■ Collected data
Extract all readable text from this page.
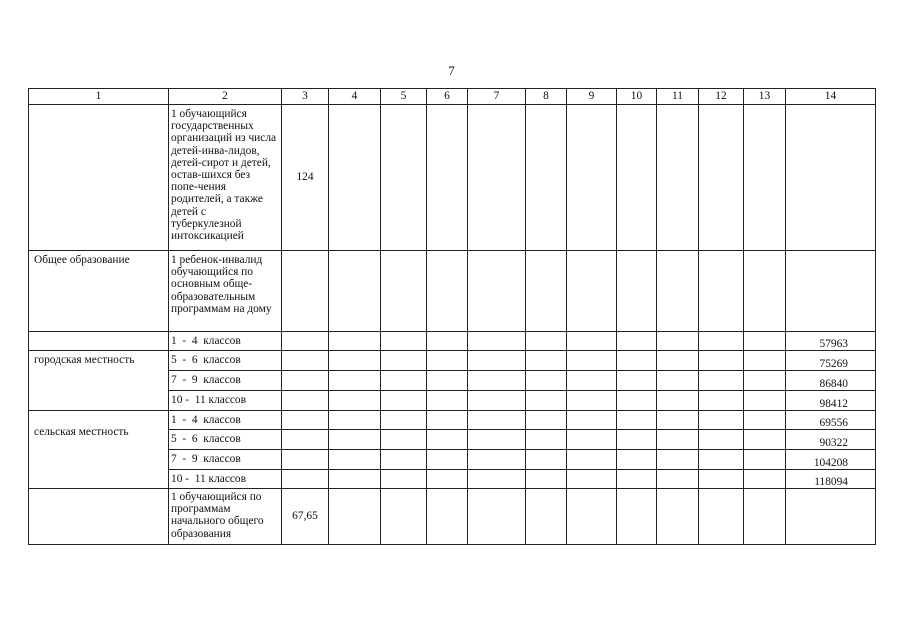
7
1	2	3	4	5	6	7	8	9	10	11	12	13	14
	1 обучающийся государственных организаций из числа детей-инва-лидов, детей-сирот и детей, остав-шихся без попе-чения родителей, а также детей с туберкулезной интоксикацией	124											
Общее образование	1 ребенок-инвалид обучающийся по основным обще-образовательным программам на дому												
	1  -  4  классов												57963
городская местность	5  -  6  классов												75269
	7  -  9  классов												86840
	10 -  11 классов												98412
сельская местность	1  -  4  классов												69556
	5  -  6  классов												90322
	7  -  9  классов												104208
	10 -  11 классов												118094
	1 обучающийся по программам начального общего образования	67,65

■ What you need to do
Your job is to transcribe the entries above exactly; skip the pictures.

■ Final answer
Extract all readable text from this page.
7
1	2	3	4	5	6	7	8	9	10	11	12	13	14
	1 обучающийся государственных организаций из числа детей-инва-лидов, детей-сирот и детей, остав-шихся без попе-чения родителей, а также детей с туберкулезной интоксикацией	124											
Общее образование	1 ребенок-инвалид обучающийся по основным обще-образовательным программам на дому												
	1  -  4  классов												57963
городская местность	5  -  6  классов												75269
	7  -  9  классов												86840
	10 -  11 классов												98412
сельская местность	1  -  4  классов												69556
	5  -  6  классов												90322
	7  -  9  классов												104208
	10 -  11 классов												118094
	1 обучающийся по программам начального общего образования	67,65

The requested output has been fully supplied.